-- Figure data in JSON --
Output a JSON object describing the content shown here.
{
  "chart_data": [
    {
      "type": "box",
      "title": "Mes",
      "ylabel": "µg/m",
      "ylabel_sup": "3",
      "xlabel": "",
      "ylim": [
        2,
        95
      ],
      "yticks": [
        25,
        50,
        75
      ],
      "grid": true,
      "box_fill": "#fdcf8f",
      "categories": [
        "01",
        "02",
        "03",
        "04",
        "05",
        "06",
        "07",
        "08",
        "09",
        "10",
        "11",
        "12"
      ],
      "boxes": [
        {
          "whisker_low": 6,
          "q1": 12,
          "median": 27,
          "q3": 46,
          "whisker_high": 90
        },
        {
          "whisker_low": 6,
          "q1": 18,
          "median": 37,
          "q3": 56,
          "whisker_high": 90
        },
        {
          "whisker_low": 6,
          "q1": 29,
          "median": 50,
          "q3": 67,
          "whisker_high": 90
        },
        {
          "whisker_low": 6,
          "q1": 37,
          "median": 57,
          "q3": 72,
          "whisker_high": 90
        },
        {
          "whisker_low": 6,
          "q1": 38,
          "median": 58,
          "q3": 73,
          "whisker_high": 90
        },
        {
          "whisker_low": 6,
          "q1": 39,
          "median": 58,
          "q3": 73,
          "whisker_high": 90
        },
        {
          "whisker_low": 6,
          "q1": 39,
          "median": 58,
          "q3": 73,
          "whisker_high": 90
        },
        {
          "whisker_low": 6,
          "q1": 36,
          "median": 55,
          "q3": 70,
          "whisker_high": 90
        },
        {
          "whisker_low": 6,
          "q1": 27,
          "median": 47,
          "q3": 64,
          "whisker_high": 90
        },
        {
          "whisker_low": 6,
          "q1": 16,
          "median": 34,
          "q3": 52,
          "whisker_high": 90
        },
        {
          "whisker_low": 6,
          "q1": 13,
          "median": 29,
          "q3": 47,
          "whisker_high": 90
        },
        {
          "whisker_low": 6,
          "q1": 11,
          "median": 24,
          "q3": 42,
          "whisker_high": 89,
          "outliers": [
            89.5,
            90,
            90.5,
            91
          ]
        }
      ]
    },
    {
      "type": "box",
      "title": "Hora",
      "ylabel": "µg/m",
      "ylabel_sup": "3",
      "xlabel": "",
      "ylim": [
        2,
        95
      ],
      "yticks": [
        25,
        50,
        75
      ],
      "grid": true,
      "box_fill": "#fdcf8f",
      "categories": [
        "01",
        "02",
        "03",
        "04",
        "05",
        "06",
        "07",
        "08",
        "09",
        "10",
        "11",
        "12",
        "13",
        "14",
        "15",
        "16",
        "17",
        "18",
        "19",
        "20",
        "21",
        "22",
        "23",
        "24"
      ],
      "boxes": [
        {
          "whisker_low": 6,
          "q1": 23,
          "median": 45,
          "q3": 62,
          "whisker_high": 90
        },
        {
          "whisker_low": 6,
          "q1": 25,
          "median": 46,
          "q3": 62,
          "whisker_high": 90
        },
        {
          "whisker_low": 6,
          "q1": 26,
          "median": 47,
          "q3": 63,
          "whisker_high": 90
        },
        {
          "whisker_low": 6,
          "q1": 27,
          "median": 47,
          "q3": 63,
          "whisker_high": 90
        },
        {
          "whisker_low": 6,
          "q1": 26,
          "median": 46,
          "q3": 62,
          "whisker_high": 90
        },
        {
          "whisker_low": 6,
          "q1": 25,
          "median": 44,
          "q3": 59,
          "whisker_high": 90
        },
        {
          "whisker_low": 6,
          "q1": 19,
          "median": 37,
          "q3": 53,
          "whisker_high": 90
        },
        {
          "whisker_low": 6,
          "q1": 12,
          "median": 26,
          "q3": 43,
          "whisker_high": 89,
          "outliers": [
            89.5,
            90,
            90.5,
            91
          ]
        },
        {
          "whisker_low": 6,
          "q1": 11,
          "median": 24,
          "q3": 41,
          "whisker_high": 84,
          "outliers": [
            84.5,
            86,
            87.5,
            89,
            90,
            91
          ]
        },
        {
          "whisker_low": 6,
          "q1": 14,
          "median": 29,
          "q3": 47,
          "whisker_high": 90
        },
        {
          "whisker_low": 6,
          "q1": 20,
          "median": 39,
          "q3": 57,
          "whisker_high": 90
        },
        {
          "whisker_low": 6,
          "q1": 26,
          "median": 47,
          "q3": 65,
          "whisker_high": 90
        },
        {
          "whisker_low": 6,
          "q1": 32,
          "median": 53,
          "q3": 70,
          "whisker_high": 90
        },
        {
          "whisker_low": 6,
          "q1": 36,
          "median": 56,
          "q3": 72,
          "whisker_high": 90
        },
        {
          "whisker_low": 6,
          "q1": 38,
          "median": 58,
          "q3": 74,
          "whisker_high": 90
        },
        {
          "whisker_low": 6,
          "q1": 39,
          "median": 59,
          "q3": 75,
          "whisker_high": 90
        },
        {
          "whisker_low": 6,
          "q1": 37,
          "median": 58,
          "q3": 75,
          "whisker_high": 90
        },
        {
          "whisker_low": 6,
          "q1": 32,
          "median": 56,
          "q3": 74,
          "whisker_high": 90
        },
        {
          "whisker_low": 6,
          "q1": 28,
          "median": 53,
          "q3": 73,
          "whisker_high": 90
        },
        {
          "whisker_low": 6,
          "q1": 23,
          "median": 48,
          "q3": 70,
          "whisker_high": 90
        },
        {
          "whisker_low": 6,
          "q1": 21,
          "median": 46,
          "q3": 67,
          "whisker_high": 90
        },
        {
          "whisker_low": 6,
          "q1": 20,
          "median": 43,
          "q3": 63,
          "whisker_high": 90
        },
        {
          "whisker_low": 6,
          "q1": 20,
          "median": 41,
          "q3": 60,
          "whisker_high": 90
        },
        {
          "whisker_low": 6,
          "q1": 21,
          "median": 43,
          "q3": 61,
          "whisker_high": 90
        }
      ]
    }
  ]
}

-- TO DO --
Output all of the data again, exactly.

-- WORKED ANSWER --
Output a JSON object describing the content shown here.
{
  "chart_data": [
    {
      "type": "box",
      "title": "Mes",
      "ylabel": "µg/m",
      "ylabel_sup": "3",
      "xlabel": "",
      "ylim": [
        2,
        95
      ],
      "yticks": [
        25,
        50,
        75
      ],
      "grid": true,
      "box_fill": "#fdcf8f",
      "categories": [
        "01",
        "02",
        "03",
        "04",
        "05",
        "06",
        "07",
        "08",
        "09",
        "10",
        "11",
        "12"
      ],
      "boxes": [
        {
          "whisker_low": 6,
          "q1": 12,
          "median": 27,
          "q3": 46,
          "whisker_high": 90
        },
        {
          "whisker_low": 6,
          "q1": 18,
          "median": 37,
          "q3": 56,
          "whisker_high": 90
        },
        {
          "whisker_low": 6,
          "q1": 29,
          "median": 50,
          "q3": 67,
          "whisker_high": 90
        },
        {
          "whisker_low": 6,
          "q1": 37,
          "median": 57,
          "q3": 72,
          "whisker_high": 90
        },
        {
          "whisker_low": 6,
          "q1": 38,
          "median": 58,
          "q3": 73,
          "whisker_high": 90
        },
        {
          "whisker_low": 6,
          "q1": 39,
          "median": 58,
          "q3": 73,
          "whisker_high": 90
        },
        {
          "whisker_low": 6,
          "q1": 39,
          "median": 58,
          "q3": 73,
          "whisker_high": 90
        },
        {
          "whisker_low": 6,
          "q1": 36,
          "median": 55,
          "q3": 70,
          "whisker_high": 90
        },
        {
          "whisker_low": 6,
          "q1": 27,
          "median": 47,
          "q3": 64,
          "whisker_high": 90
        },
        {
          "whisker_low": 6,
          "q1": 16,
          "median": 34,
          "q3": 52,
          "whisker_high": 90
        },
        {
          "whisker_low": 6,
          "q1": 13,
          "median": 29,
          "q3": 47,
          "whisker_high": 90
        },
        {
          "whisker_low": 6,
          "q1": 11,
          "median": 24,
          "q3": 42,
          "whisker_high": 89,
          "outliers": [
            89.5,
            90,
            90.5,
            91
          ]
        }
      ]
    },
    {
      "type": "box",
      "title": "Hora",
      "ylabel": "µg/m",
      "ylabel_sup": "3",
      "xlabel": "",
      "ylim": [
        2,
        95
      ],
      "yticks": [
        25,
        50,
        75
      ],
      "grid": true,
      "box_fill": "#fdcf8f",
      "categories": [
        "01",
        "02",
        "03",
        "04",
        "05",
        "06",
        "07",
        "08",
        "09",
        "10",
        "11",
        "12",
        "13",
        "14",
        "15",
        "16",
        "17",
        "18",
        "19",
        "20",
        "21",
        "22",
        "23",
        "24"
      ],
      "boxes": [
        {
          "whisker_low": 6,
          "q1": 23,
          "median": 45,
          "q3": 62,
          "whisker_high": 90
        },
        {
          "whisker_low": 6,
          "q1": 25,
          "median": 46,
          "q3": 62,
          "whisker_high": 90
        },
        {
          "whisker_low": 6,
          "q1": 26,
          "median": 47,
          "q3": 63,
          "whisker_high": 90
        },
        {
          "whisker_low": 6,
          "q1": 27,
          "median": 47,
          "q3": 63,
          "whisker_high": 90
        },
        {
          "whisker_low": 6,
          "q1": 26,
          "median": 46,
          "q3": 62,
          "whisker_high": 90
        },
        {
          "whisker_low": 6,
          "q1": 25,
          "median": 44,
          "q3": 59,
          "whisker_high": 90
        },
        {
          "whisker_low": 6,
          "q1": 19,
          "median": 37,
          "q3": 53,
          "whisker_high": 90
        },
        {
          "whisker_low": 6,
          "q1": 12,
          "median": 26,
          "q3": 43,
          "whisker_high": 89,
          "outliers": [
            89.5,
            90,
            90.5,
            91
          ]
        },
        {
          "whisker_low": 6,
          "q1": 11,
          "median": 24,
          "q3": 41,
          "whisker_high": 84,
          "outliers": [
            84.5,
            86,
            87.5,
            89,
            90,
            91
          ]
        },
        {
          "whisker_low": 6,
          "q1": 14,
          "median": 29,
          "q3": 47,
          "whisker_high": 90
        },
        {
          "whisker_low": 6,
          "q1": 20,
          "median": 39,
          "q3": 57,
          "whisker_high": 90
        },
        {
          "whisker_low": 6,
          "q1": 26,
          "median": 47,
          "q3": 65,
          "whisker_high": 90
        },
        {
          "whisker_low": 6,
          "q1": 32,
          "median": 53,
          "q3": 70,
          "whisker_high": 90
        },
        {
          "whisker_low": 6,
          "q1": 36,
          "median": 56,
          "q3": 72,
          "whisker_high": 90
        },
        {
          "whisker_low": 6,
          "q1": 38,
          "median": 58,
          "q3": 74,
          "whisker_high": 90
        },
        {
          "whisker_low": 6,
          "q1": 39,
          "median": 59,
          "q3": 75,
          "whisker_high": 90
        },
        {
          "whisker_low": 6,
          "q1": 37,
          "median": 58,
          "q3": 75,
          "whisker_high": 90
        },
        {
          "whisker_low": 6,
          "q1": 32,
          "median": 56,
          "q3": 74,
          "whisker_high": 90
        },
        {
          "whisker_low": 6,
          "q1": 28,
          "median": 53,
          "q3": 73,
          "whisker_high": 90
        },
        {
          "whisker_low": 6,
          "q1": 23,
          "median": 48,
          "q3": 70,
          "whisker_high": 90
        },
        {
          "whisker_low": 6,
          "q1": 21,
          "median": 46,
          "q3": 67,
          "whisker_high": 90
        },
        {
          "whisker_low": 6,
          "q1": 20,
          "median": 43,
          "q3": 63,
          "whisker_high": 90
        },
        {
          "whisker_low": 6,
          "q1": 20,
          "median": 41,
          "q3": 60,
          "whisker_high": 90
        },
        {
          "whisker_low": 6,
          "q1": 21,
          "median": 43,
          "q3": 61,
          "whisker_high": 90
        }
      ]
    }
  ]
}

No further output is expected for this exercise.